* _What is asked_: From the listing below, extract each line containing the string "Bryan".

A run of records
============================================================

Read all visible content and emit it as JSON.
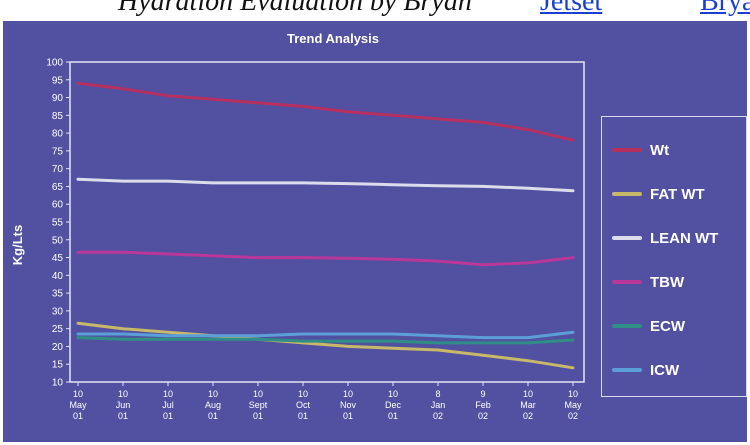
{
  "header": {
    "text": "Hydration Evaluation by Bryan",
    "link1": "Jetset",
    "link2": "Bryan"
  },
  "chart_data": {
    "type": "line",
    "title": "Trend Analysis",
    "ylabel": "Kg/Lts",
    "xlabel": "",
    "ylim": [
      10,
      100
    ],
    "yticks": [
      10,
      15,
      20,
      25,
      30,
      35,
      40,
      45,
      50,
      55,
      60,
      65,
      70,
      75,
      80,
      85,
      90,
      95,
      100
    ],
    "categories": [
      [
        "10",
        "May",
        "01"
      ],
      [
        "10",
        "Jun",
        "01"
      ],
      [
        "10",
        "Jul",
        "01"
      ],
      [
        "10",
        "Aug",
        "01"
      ],
      [
        "10",
        "Sept",
        "01"
      ],
      [
        "10",
        "Oct",
        "01"
      ],
      [
        "10",
        "Nov",
        "01"
      ],
      [
        "10",
        "Dec",
        "01"
      ],
      [
        "8",
        "Jan",
        "02"
      ],
      [
        "9",
        "Feb",
        "02"
      ],
      [
        "10",
        "Mar",
        "02"
      ],
      [
        "10",
        "May",
        "02"
      ]
    ],
    "legend_position": "right",
    "series": [
      {
        "name": "Wt",
        "color": "#b5305f",
        "values": [
          94,
          92.5,
          90.5,
          89.5,
          88.5,
          87.5,
          86,
          85,
          84,
          83,
          81,
          78
        ]
      },
      {
        "name": "FAT WT",
        "color": "#c8b86a",
        "values": [
          26.5,
          25,
          24,
          23,
          22,
          21,
          20,
          19.5,
          19,
          17.5,
          16,
          14
        ]
      },
      {
        "name": "LEAN WT",
        "color": "#dcdcec",
        "values": [
          67,
          66.5,
          66.5,
          66,
          66,
          66,
          65.8,
          65.5,
          65.2,
          65,
          64.5,
          63.8
        ]
      },
      {
        "name": "TBW",
        "color": "#b9389a",
        "values": [
          46.5,
          46.5,
          46,
          45.5,
          45,
          45,
          44.8,
          44.5,
          44,
          43,
          43.5,
          45
        ]
      },
      {
        "name": "ECW",
        "color": "#2f8f86",
        "values": [
          22.5,
          22,
          22,
          22,
          22,
          21.5,
          21.5,
          21.5,
          21,
          21,
          21,
          21.8
        ]
      },
      {
        "name": "ICW",
        "color": "#5c9ed8",
        "values": [
          23.5,
          23.5,
          23,
          23,
          23,
          23.5,
          23.5,
          23.5,
          23,
          22.5,
          22.5,
          24
        ]
      }
    ]
  }
}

============================================================

* _Complete answer_:
    "text": "Hydration Evaluation by Bryan",
    "link2": "Bryan"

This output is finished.